━━━ RECORDS ━━━
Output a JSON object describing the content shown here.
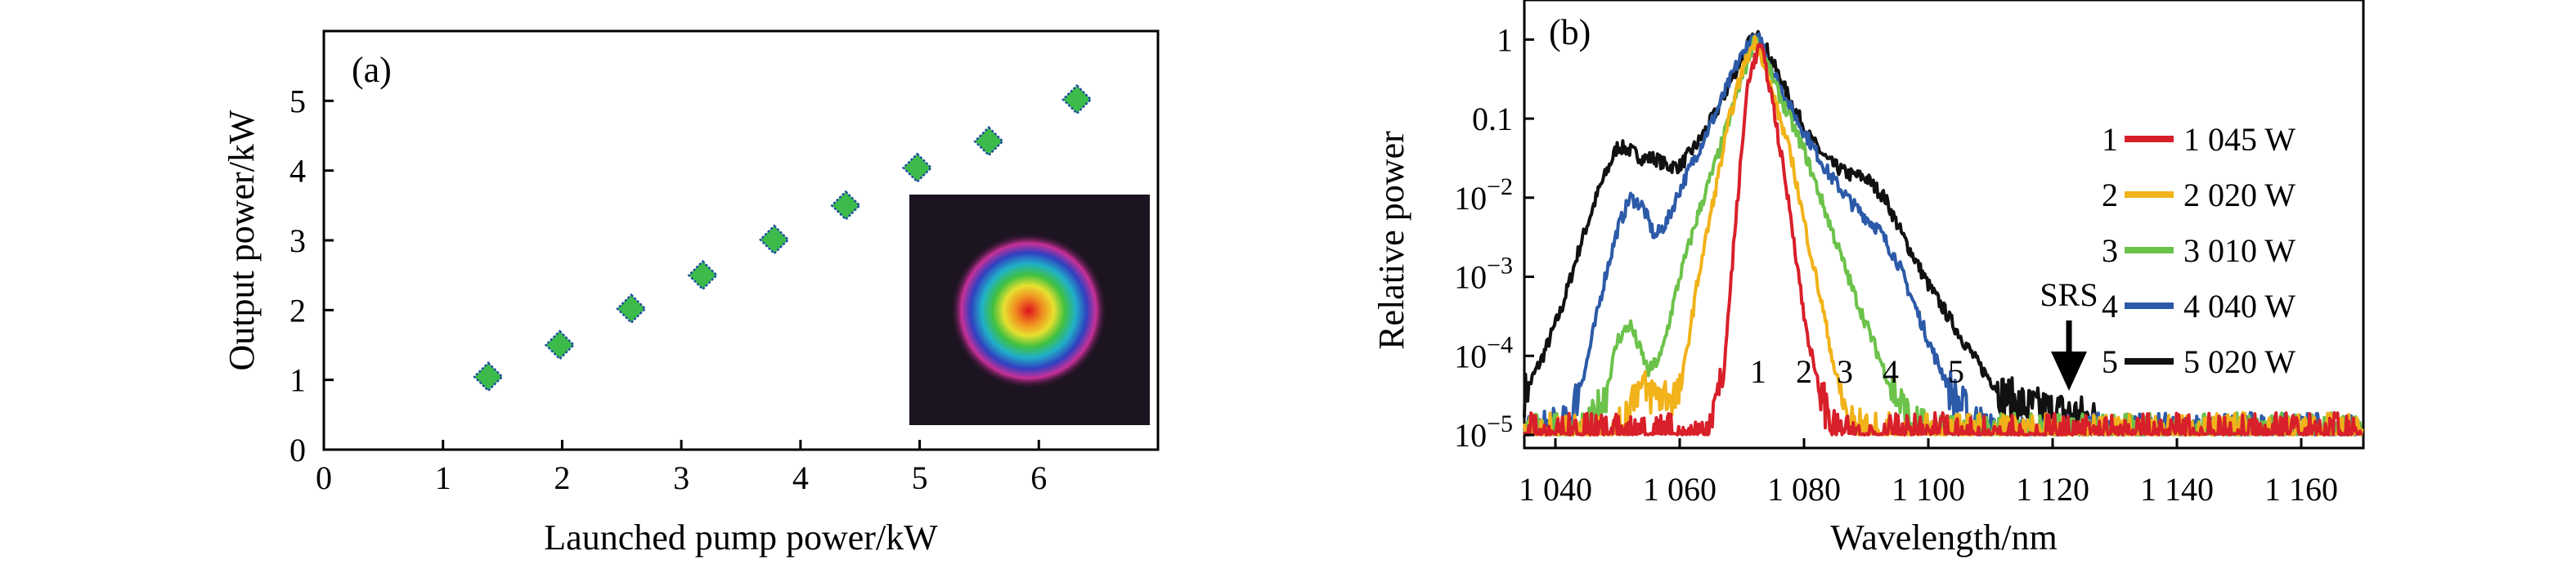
{
  "chart_data": [
    {
      "panel": "(a)",
      "type": "scatter",
      "xlabel": "Launched pump power/kW",
      "ylabel": "Output power/kW",
      "xlim": [
        0,
        7
      ],
      "ylim": [
        0,
        6
      ],
      "xticks": [
        "0",
        "1",
        "2",
        "3",
        "4",
        "5",
        "6"
      ],
      "yticks": [
        "0",
        "1",
        "2",
        "3",
        "4",
        "5"
      ],
      "series": [
        {
          "x": [
            1.38,
            1.98,
            2.58,
            3.18,
            3.78,
            4.38,
            4.98,
            5.58,
            6.32
          ],
          "y": [
            1.045,
            1.5,
            2.02,
            2.5,
            3.01,
            3.5,
            4.04,
            4.42,
            5.02
          ]
        }
      ],
      "marker_color": "#3dbb4a",
      "marker_edge": "#1f4fa0",
      "inset": "beam profile image"
    },
    {
      "panel": "(b)",
      "type": "line",
      "xlabel": "Wavelength/nm",
      "ylabel": "Relative power",
      "xlim": [
        1035,
        1170
      ],
      "ylim_log10": [
        -5,
        0.5
      ],
      "log_y": true,
      "xticks": [
        "1 040",
        "1 060",
        "1 080",
        "1 100",
        "1 120",
        "1 140",
        "1 160"
      ],
      "yticks": [
        {
          "base": "1",
          "exp": ""
        },
        {
          "base": "0.1",
          "exp": ""
        },
        {
          "base": "10",
          "exp": "−2"
        },
        {
          "base": "10",
          "exp": "−3"
        },
        {
          "base": "10",
          "exp": "−4"
        },
        {
          "base": "10",
          "exp": "−5"
        }
      ],
      "annotation_srs": "SRS",
      "curve_numbers": [
        "1",
        "2",
        "3",
        "4",
        "5"
      ],
      "series": [
        {
          "name": "1 045 W",
          "num": "1",
          "color": "#d8202a",
          "x": [
            1035,
            1060,
            1064,
            1067,
            1069,
            1071,
            1073,
            1075,
            1078,
            1080,
            1082,
            1085,
            1090,
            1170
          ],
          "y": [
            -5,
            -5,
            -5,
            -4.3,
            -2.3,
            -0.5,
            -0.05,
            -0.8,
            -2.3,
            -3.5,
            -4.3,
            -5,
            -5,
            -5
          ]
        },
        {
          "name": "2 020 W",
          "num": "2",
          "color": "#f1b21a",
          "x": [
            1035,
            1050,
            1053,
            1056,
            1060,
            1063,
            1066,
            1068,
            1070,
            1072,
            1073,
            1075,
            1078,
            1080,
            1083,
            1085,
            1087,
            1090,
            1170
          ],
          "y": [
            -5,
            -5,
            -4.4,
            -4.5,
            -4.5,
            -3.0,
            -1.8,
            -1.0,
            -0.4,
            -0.02,
            -0.15,
            -0.7,
            -1.5,
            -2.3,
            -3.4,
            -4.2,
            -4.8,
            -5,
            -5
          ]
        },
        {
          "name": "3 010 W",
          "num": "3",
          "color": "#6cc24a",
          "x": [
            1035,
            1045,
            1048,
            1050,
            1052,
            1055,
            1057,
            1060,
            1063,
            1066,
            1068,
            1070,
            1072,
            1073,
            1076,
            1080,
            1084,
            1088,
            1092,
            1094,
            1097,
            1100,
            1170
          ],
          "y": [
            -5,
            -5,
            -4.5,
            -3.8,
            -3.6,
            -4.2,
            -4.0,
            -3.0,
            -2.2,
            -1.5,
            -1.0,
            -0.5,
            -0.02,
            -0.1,
            -0.7,
            -1.4,
            -2.3,
            -3.2,
            -4.0,
            -4.4,
            -4.8,
            -5,
            -5
          ]
        },
        {
          "name": "4 040 W",
          "num": "4",
          "color": "#2c5aa8",
          "x": [
            1035,
            1042,
            1045,
            1048,
            1050,
            1052,
            1054,
            1056,
            1058,
            1060,
            1063,
            1066,
            1069,
            1071,
            1073,
            1075,
            1078,
            1081,
            1084,
            1088,
            1092,
            1095,
            1098,
            1101,
            1104,
            1107,
            1110,
            1170
          ],
          "y": [
            -5,
            -4.9,
            -4.1,
            -3.0,
            -2.4,
            -2.0,
            -2.1,
            -2.5,
            -2.3,
            -1.9,
            -1.4,
            -0.9,
            -0.35,
            -0.05,
            0,
            -0.4,
            -0.9,
            -1.3,
            -1.7,
            -2.1,
            -2.4,
            -2.8,
            -3.4,
            -4.0,
            -4.5,
            -4.8,
            -5,
            -5
          ]
        },
        {
          "name": "5 020 W",
          "num": "5",
          "color": "#111111",
          "x": [
            1035,
            1038,
            1041,
            1044,
            1047,
            1050,
            1052,
            1054,
            1056,
            1058,
            1060,
            1063,
            1066,
            1069,
            1071,
            1073,
            1075,
            1078,
            1081,
            1084,
            1087,
            1090,
            1093,
            1096,
            1100,
            1104,
            1108,
            1112,
            1116,
            1120,
            1124,
            1128,
            1130
          ],
          "y": [
            -4.5,
            -4.0,
            -3.4,
            -2.6,
            -1.9,
            -1.35,
            -1.4,
            -1.5,
            -1.5,
            -1.6,
            -1.6,
            -1.3,
            -0.9,
            -0.4,
            -0.05,
            0.05,
            -0.3,
            -0.8,
            -1.25,
            -1.55,
            -1.7,
            -1.75,
            -2.0,
            -2.5,
            -3.1,
            -3.6,
            -4.1,
            -4.5,
            -4.65,
            -4.7,
            -4.75,
            -4.85,
            -5
          ]
        }
      ]
    }
  ]
}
━━━
§ **WHAT YOU SHOULD DO**: Pictures in the records should not appear in your copy, but everything else must be transcribed exactly.

§ **COMPLETED EXERCISE**:
Output a JSON object describing the content shown here.
{
  "chart_data": [
    {
      "panel": "(a)",
      "type": "scatter",
      "xlabel": "Launched pump power/kW",
      "ylabel": "Output power/kW",
      "xlim": [
        0,
        7
      ],
      "ylim": [
        0,
        6
      ],
      "xticks": [
        "0",
        "1",
        "2",
        "3",
        "4",
        "5",
        "6"
      ],
      "yticks": [
        "0",
        "1",
        "2",
        "3",
        "4",
        "5"
      ],
      "series": [
        {
          "x": [
            1.38,
            1.98,
            2.58,
            3.18,
            3.78,
            4.38,
            4.98,
            5.58,
            6.32
          ],
          "y": [
            1.045,
            1.5,
            2.02,
            2.5,
            3.01,
            3.5,
            4.04,
            4.42,
            5.02
          ]
        }
      ],
      "marker_color": "#3dbb4a",
      "marker_edge": "#1f4fa0",
      "inset": "beam profile image"
    },
    {
      "panel": "(b)",
      "type": "line",
      "xlabel": "Wavelength/nm",
      "ylabel": "Relative power",
      "xlim": [
        1035,
        1170
      ],
      "ylim_log10": [
        -5,
        0.5
      ],
      "log_y": true,
      "xticks": [
        "1 040",
        "1 060",
        "1 080",
        "1 100",
        "1 120",
        "1 140",
        "1 160"
      ],
      "yticks": [
        {
          "base": "1",
          "exp": ""
        },
        {
          "base": "0.1",
          "exp": ""
        },
        {
          "base": "10",
          "exp": "−2"
        },
        {
          "base": "10",
          "exp": "−3"
        },
        {
          "base": "10",
          "exp": "−4"
        },
        {
          "base": "10",
          "exp": "−5"
        }
      ],
      "annotation_srs": "SRS",
      "curve_numbers": [
        "1",
        "2",
        "3",
        "4",
        "5"
      ],
      "series": [
        {
          "name": "1 045 W",
          "num": "1",
          "color": "#d8202a",
          "x": [
            1035,
            1060,
            1064,
            1067,
            1069,
            1071,
            1073,
            1075,
            1078,
            1080,
            1082,
            1085,
            1090,
            1170
          ],
          "y": [
            -5,
            -5,
            -5,
            -4.3,
            -2.3,
            -0.5,
            -0.05,
            -0.8,
            -2.3,
            -3.5,
            -4.3,
            -5,
            -5,
            -5
          ]
        },
        {
          "name": "2 020 W",
          "num": "2",
          "color": "#f1b21a",
          "x": [
            1035,
            1050,
            1053,
            1056,
            1060,
            1063,
            1066,
            1068,
            1070,
            1072,
            1073,
            1075,
            1078,
            1080,
            1083,
            1085,
            1087,
            1090,
            1170
          ],
          "y": [
            -5,
            -5,
            -4.4,
            -4.5,
            -4.5,
            -3.0,
            -1.8,
            -1.0,
            -0.4,
            -0.02,
            -0.15,
            -0.7,
            -1.5,
            -2.3,
            -3.4,
            -4.2,
            -4.8,
            -5,
            -5
          ]
        },
        {
          "name": "3 010 W",
          "num": "3",
          "color": "#6cc24a",
          "x": [
            1035,
            1045,
            1048,
            1050,
            1052,
            1055,
            1057,
            1060,
            1063,
            1066,
            1068,
            1070,
            1072,
            1073,
            1076,
            1080,
            1084,
            1088,
            1092,
            1094,
            1097,
            1100,
            1170
          ],
          "y": [
            -5,
            -5,
            -4.5,
            -3.8,
            -3.6,
            -4.2,
            -4.0,
            -3.0,
            -2.2,
            -1.5,
            -1.0,
            -0.5,
            -0.02,
            -0.1,
            -0.7,
            -1.4,
            -2.3,
            -3.2,
            -4.0,
            -4.4,
            -4.8,
            -5,
            -5
          ]
        },
        {
          "name": "4 040 W",
          "num": "4",
          "color": "#2c5aa8",
          "x": [
            1035,
            1042,
            1045,
            1048,
            1050,
            1052,
            1054,
            1056,
            1058,
            1060,
            1063,
            1066,
            1069,
            1071,
            1073,
            1075,
            1078,
            1081,
            1084,
            1088,
            1092,
            1095,
            1098,
            1101,
            1104,
            1107,
            1110,
            1170
          ],
          "y": [
            -5,
            -4.9,
            -4.1,
            -3.0,
            -2.4,
            -2.0,
            -2.1,
            -2.5,
            -2.3,
            -1.9,
            -1.4,
            -0.9,
            -0.35,
            -0.05,
            0,
            -0.4,
            -0.9,
            -1.3,
            -1.7,
            -2.1,
            -2.4,
            -2.8,
            -3.4,
            -4.0,
            -4.5,
            -4.8,
            -5,
            -5
          ]
        },
        {
          "name": "5 020 W",
          "num": "5",
          "color": "#111111",
          "x": [
            1035,
            1038,
            1041,
            1044,
            1047,
            1050,
            1052,
            1054,
            1056,
            1058,
            1060,
            1063,
            1066,
            1069,
            1071,
            1073,
            1075,
            1078,
            1081,
            1084,
            1087,
            1090,
            1093,
            1096,
            1100,
            1104,
            1108,
            1112,
            1116,
            1120,
            1124,
            1128,
            1130
          ],
          "y": [
            -4.5,
            -4.0,
            -3.4,
            -2.6,
            -1.9,
            -1.35,
            -1.4,
            -1.5,
            -1.5,
            -1.6,
            -1.6,
            -1.3,
            -0.9,
            -0.4,
            -0.05,
            0.05,
            -0.3,
            -0.8,
            -1.25,
            -1.55,
            -1.7,
            -1.75,
            -2.0,
            -2.5,
            -3.1,
            -3.6,
            -4.1,
            -4.5,
            -4.65,
            -4.7,
            -4.75,
            -4.85,
            -5
          ]
        }
      ]
    }
  ]
}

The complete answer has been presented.